» Exercise details:
Would you transcribe the whole listing exactly, minus its pictures?
<<<<
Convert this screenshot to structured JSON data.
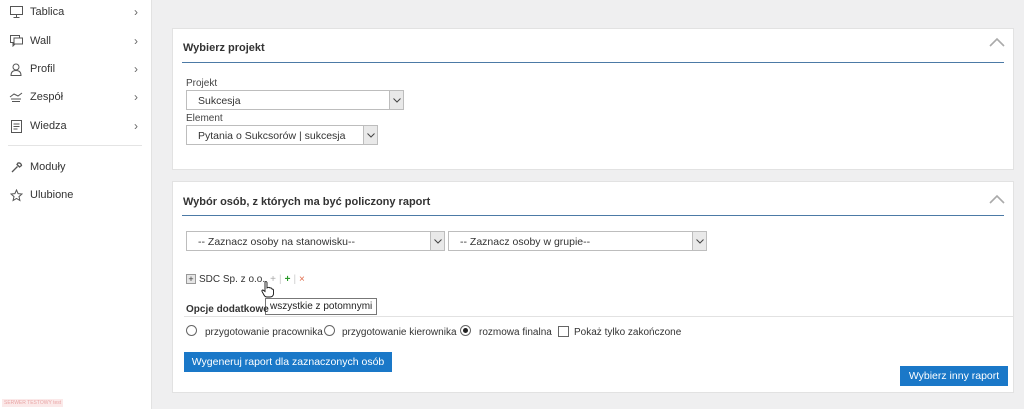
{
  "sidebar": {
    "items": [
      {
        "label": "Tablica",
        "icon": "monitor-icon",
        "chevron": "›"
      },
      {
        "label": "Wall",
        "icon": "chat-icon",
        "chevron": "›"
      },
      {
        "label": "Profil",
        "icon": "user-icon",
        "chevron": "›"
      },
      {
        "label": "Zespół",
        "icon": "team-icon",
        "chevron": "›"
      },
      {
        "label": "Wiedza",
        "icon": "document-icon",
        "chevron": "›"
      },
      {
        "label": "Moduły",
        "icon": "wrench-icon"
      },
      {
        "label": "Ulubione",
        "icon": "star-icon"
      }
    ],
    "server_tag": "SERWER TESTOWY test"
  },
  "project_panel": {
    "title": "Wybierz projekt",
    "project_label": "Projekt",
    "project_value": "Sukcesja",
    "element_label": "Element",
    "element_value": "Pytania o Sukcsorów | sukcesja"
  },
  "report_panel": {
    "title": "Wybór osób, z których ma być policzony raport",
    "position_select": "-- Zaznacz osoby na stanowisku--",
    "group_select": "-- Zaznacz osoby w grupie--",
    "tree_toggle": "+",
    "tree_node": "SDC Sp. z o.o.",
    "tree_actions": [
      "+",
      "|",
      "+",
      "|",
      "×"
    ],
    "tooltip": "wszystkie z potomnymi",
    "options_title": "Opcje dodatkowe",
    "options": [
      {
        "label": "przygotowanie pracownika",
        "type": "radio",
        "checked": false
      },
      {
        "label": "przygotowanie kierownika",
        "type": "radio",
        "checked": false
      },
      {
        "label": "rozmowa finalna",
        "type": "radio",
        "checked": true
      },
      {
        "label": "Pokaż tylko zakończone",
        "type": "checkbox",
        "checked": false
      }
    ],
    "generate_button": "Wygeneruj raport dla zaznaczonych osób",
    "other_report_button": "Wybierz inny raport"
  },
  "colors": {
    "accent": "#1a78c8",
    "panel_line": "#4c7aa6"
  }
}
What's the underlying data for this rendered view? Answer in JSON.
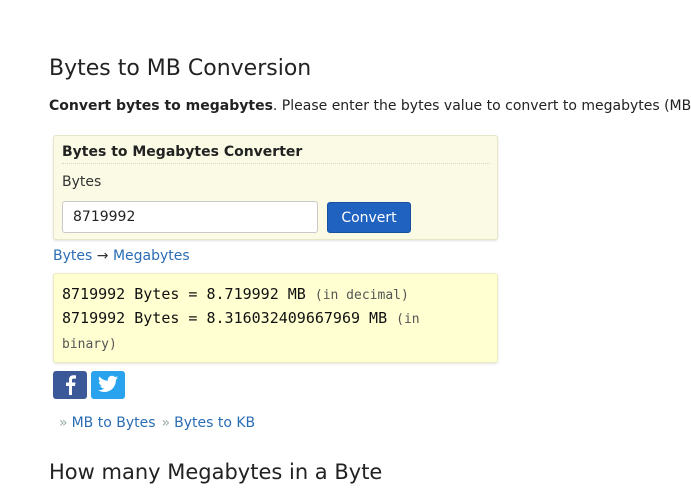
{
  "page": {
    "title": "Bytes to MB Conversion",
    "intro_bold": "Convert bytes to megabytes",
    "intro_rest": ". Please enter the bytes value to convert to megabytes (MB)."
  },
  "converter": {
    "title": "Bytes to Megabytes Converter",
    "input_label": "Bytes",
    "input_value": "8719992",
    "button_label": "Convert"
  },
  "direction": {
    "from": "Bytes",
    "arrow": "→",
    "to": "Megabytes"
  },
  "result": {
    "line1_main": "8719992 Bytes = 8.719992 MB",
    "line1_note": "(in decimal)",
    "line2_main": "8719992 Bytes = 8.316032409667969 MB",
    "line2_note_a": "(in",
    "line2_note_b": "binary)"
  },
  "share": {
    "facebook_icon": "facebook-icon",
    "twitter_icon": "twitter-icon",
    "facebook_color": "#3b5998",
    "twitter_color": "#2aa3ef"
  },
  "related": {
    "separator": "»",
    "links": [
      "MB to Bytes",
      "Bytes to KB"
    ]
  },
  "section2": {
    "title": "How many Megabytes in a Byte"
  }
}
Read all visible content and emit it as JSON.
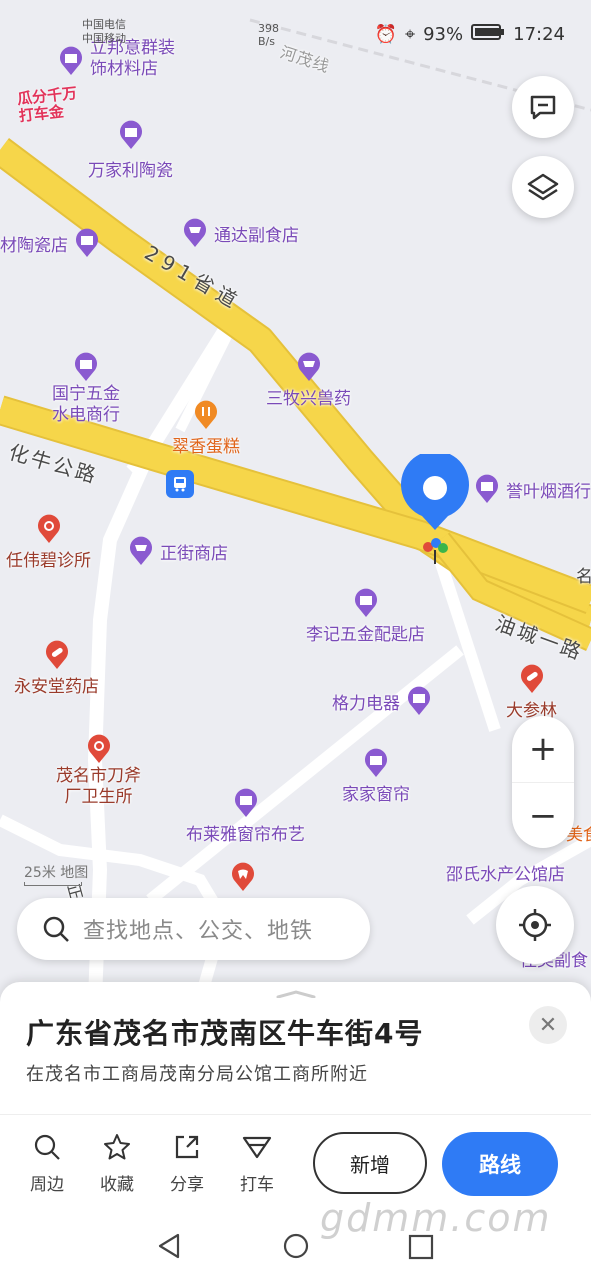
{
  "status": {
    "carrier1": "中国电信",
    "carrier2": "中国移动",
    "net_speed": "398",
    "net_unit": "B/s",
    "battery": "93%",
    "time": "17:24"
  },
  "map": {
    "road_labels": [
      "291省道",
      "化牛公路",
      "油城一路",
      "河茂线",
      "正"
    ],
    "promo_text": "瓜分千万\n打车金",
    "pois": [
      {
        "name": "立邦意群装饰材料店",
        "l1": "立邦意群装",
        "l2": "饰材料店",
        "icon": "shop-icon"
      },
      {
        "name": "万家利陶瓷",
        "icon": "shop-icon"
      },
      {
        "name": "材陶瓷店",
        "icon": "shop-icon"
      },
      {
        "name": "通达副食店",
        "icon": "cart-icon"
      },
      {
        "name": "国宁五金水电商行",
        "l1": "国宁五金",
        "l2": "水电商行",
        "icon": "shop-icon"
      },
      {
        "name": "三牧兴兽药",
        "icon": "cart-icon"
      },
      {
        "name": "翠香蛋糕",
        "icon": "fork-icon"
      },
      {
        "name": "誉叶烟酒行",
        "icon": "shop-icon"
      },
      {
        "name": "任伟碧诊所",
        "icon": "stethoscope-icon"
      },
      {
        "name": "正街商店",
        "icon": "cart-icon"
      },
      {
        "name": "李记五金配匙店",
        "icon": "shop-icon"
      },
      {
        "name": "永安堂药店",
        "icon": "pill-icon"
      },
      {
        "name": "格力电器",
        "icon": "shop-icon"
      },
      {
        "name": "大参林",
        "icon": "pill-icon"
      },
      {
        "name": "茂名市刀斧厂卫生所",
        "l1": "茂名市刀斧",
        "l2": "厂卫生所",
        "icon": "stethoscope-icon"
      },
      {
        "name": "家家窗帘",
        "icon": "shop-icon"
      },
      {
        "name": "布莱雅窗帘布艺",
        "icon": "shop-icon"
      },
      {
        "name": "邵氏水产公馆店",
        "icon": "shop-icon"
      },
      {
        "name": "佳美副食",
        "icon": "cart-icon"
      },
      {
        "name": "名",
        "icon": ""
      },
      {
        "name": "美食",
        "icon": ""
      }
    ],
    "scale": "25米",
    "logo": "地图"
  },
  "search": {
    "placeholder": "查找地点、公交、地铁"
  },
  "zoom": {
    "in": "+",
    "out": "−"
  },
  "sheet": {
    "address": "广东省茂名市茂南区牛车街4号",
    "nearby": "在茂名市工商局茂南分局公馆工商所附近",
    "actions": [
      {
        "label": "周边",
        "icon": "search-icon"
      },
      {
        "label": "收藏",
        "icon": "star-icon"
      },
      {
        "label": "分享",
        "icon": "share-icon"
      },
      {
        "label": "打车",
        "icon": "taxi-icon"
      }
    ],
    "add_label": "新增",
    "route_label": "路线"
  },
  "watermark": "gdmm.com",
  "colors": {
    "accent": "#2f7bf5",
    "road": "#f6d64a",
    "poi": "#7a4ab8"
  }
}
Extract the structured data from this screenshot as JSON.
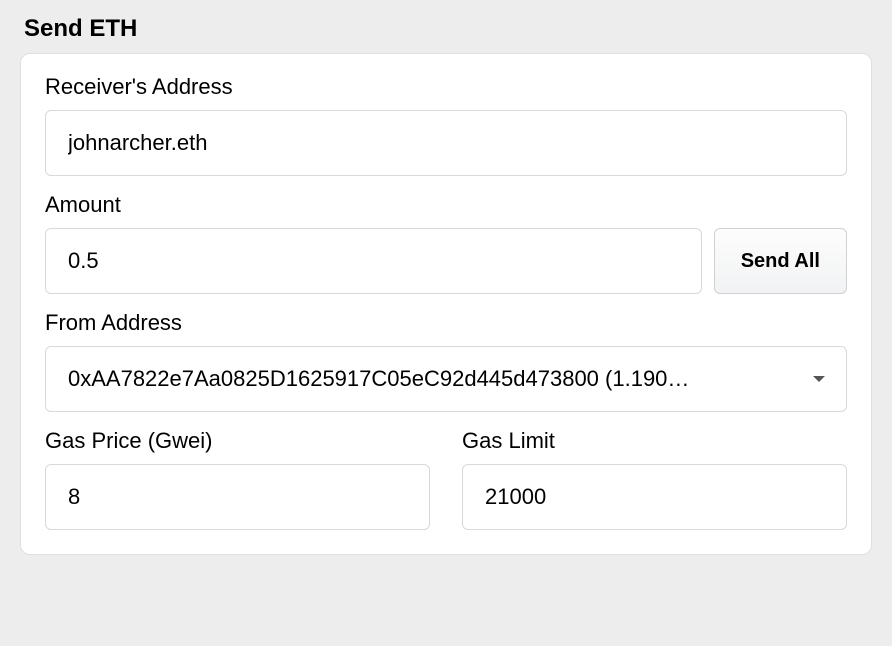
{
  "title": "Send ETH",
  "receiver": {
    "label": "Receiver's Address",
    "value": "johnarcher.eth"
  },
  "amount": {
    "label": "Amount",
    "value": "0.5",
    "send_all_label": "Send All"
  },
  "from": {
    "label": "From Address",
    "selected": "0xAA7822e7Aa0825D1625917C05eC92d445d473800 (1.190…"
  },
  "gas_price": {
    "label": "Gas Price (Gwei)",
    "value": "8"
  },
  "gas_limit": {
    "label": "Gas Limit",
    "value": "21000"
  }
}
>>>>
» Answer to this problem:
Convert this screenshot to structured JSON data.
{
  "sidebar": {
    "items": [
      {
        "label": "Tablica",
        "icon": "monitor-icon",
        "chevron": "›"
      },
      {
        "label": "Wall",
        "icon": "chat-icon",
        "chevron": "›"
      },
      {
        "label": "Profil",
        "icon": "user-icon",
        "chevron": "›"
      },
      {
        "label": "Zespół",
        "icon": "team-icon",
        "chevron": "›"
      },
      {
        "label": "Wiedza",
        "icon": "document-icon",
        "chevron": "›"
      },
      {
        "label": "Moduły",
        "icon": "wrench-icon"
      },
      {
        "label": "Ulubione",
        "icon": "star-icon"
      }
    ],
    "server_tag": "SERWER TESTOWY test"
  },
  "project_panel": {
    "title": "Wybierz projekt",
    "project_label": "Projekt",
    "project_value": "Sukcesja",
    "element_label": "Element",
    "element_value": "Pytania o Sukcsorów | sukcesja"
  },
  "report_panel": {
    "title": "Wybór osób, z których ma być policzony raport",
    "position_select": "-- Zaznacz osoby na stanowisku--",
    "group_select": "-- Zaznacz osoby w grupie--",
    "tree_toggle": "+",
    "tree_node": "SDC Sp. z o.o.",
    "tree_actions": [
      "+",
      "|",
      "+",
      "|",
      "×"
    ],
    "tooltip": "wszystkie z potomnymi",
    "options_title": "Opcje dodatkowe",
    "options": [
      {
        "label": "przygotowanie pracownika",
        "type": "radio",
        "checked": false
      },
      {
        "label": "przygotowanie kierownika",
        "type": "radio",
        "checked": false
      },
      {
        "label": "rozmowa finalna",
        "type": "radio",
        "checked": true
      },
      {
        "label": "Pokaż tylko zakończone",
        "type": "checkbox",
        "checked": false
      }
    ],
    "generate_button": "Wygeneruj raport dla zaznaczonych osób",
    "other_report_button": "Wybierz inny raport"
  },
  "colors": {
    "accent": "#1a78c8",
    "panel_line": "#4c7aa6"
  }
}
What's the underlying data for this rendered view? Answer in JSON.
{
  "page": {
    "title": "Bytes to MB Conversion",
    "intro_bold": "Convert bytes to megabytes",
    "intro_rest": ". Please enter the bytes value to convert to megabytes (MB)."
  },
  "converter": {
    "title": "Bytes to Megabytes Converter",
    "input_label": "Bytes",
    "input_value": "8719992",
    "button_label": "Convert"
  },
  "direction": {
    "from": "Bytes",
    "arrow": "→",
    "to": "Megabytes"
  },
  "result": {
    "line1_main": "8719992 Bytes = 8.719992 MB",
    "line1_note": "(in decimal)",
    "line2_main": "8719992 Bytes = 8.316032409667969 MB",
    "line2_note_a": "(in",
    "line2_note_b": "binary)"
  },
  "share": {
    "facebook_icon": "facebook-icon",
    "twitter_icon": "twitter-icon",
    "facebook_color": "#3b5998",
    "twitter_color": "#2aa3ef"
  },
  "related": {
    "separator": "»",
    "links": [
      "MB to Bytes",
      "Bytes to KB"
    ]
  },
  "section2": {
    "title": "How many Megabytes in a Byte"
  }
}
Read all visible content and emit it as JSON.
{
  "status": {
    "carrier1": "中国电信",
    "carrier2": "中国移动",
    "net_speed": "398",
    "net_unit": "B/s",
    "battery": "93%",
    "time": "17:24"
  },
  "map": {
    "road_labels": [
      "291省道",
      "化牛公路",
      "油城一路",
      "河茂线",
      "正"
    ],
    "promo_text": "瓜分千万\n打车金",
    "pois": [
      {
        "name": "立邦意群装饰材料店",
        "l1": "立邦意群装",
        "l2": "饰材料店",
        "icon": "shop-icon"
      },
      {
        "name": "万家利陶瓷",
        "icon": "shop-icon"
      },
      {
        "name": "材陶瓷店",
        "icon": "shop-icon"
      },
      {
        "name": "通达副食店",
        "icon": "cart-icon"
      },
      {
        "name": "国宁五金水电商行",
        "l1": "国宁五金",
        "l2": "水电商行",
        "icon": "shop-icon"
      },
      {
        "name": "三牧兴兽药",
        "icon": "cart-icon"
      },
      {
        "name": "翠香蛋糕",
        "icon": "fork-icon"
      },
      {
        "name": "誉叶烟酒行",
        "icon": "shop-icon"
      },
      {
        "name": "任伟碧诊所",
        "icon": "stethoscope-icon"
      },
      {
        "name": "正街商店",
        "icon": "cart-icon"
      },
      {
        "name": "李记五金配匙店",
        "icon": "shop-icon"
      },
      {
        "name": "永安堂药店",
        "icon": "pill-icon"
      },
      {
        "name": "格力电器",
        "icon": "shop-icon"
      },
      {
        "name": "大参林",
        "icon": "pill-icon"
      },
      {
        "name": "茂名市刀斧厂卫生所",
        "l1": "茂名市刀斧",
        "l2": "厂卫生所",
        "icon": "stethoscope-icon"
      },
      {
        "name": "家家窗帘",
        "icon": "shop-icon"
      },
      {
        "name": "布莱雅窗帘布艺",
        "icon": "shop-icon"
      },
      {
        "name": "邵氏水产公馆店",
        "icon": "shop-icon"
      },
      {
        "name": "佳美副食",
        "icon": "cart-icon"
      },
      {
        "name": "名",
        "icon": ""
      },
      {
        "name": "美食",
        "icon": ""
      }
    ],
    "scale": "25米",
    "logo": "地图"
  },
  "search": {
    "placeholder": "查找地点、公交、地铁"
  },
  "zoom": {
    "in": "+",
    "out": "−"
  },
  "sheet": {
    "address": "广东省茂名市茂南区牛车街4号",
    "nearby": "在茂名市工商局茂南分局公馆工商所附近",
    "actions": [
      {
        "label": "周边",
        "icon": "search-icon"
      },
      {
        "label": "收藏",
        "icon": "star-icon"
      },
      {
        "label": "分享",
        "icon": "share-icon"
      },
      {
        "label": "打车",
        "icon": "taxi-icon"
      }
    ],
    "add_label": "新增",
    "route_label": "路线"
  },
  "watermark": "gdmm.com",
  "colors": {
    "accent": "#2f7bf5",
    "road": "#f6d64a",
    "poi": "#7a4ab8"
  }
}
Extract the structured data from this screenshot as JSON.
{
  "title": "Send ETH",
  "receiver": {
    "label": "Receiver's Address",
    "value": "johnarcher.eth"
  },
  "amount": {
    "label": "Amount",
    "value": "0.5",
    "send_all_label": "Send All"
  },
  "from": {
    "label": "From Address",
    "selected": "0xAA7822e7Aa0825D1625917C05eC92d445d473800 (1.190…"
  },
  "gas_price": {
    "label": "Gas Price (Gwei)",
    "value": "8"
  },
  "gas_limit": {
    "label": "Gas Limit",
    "value": "21000"
  }
}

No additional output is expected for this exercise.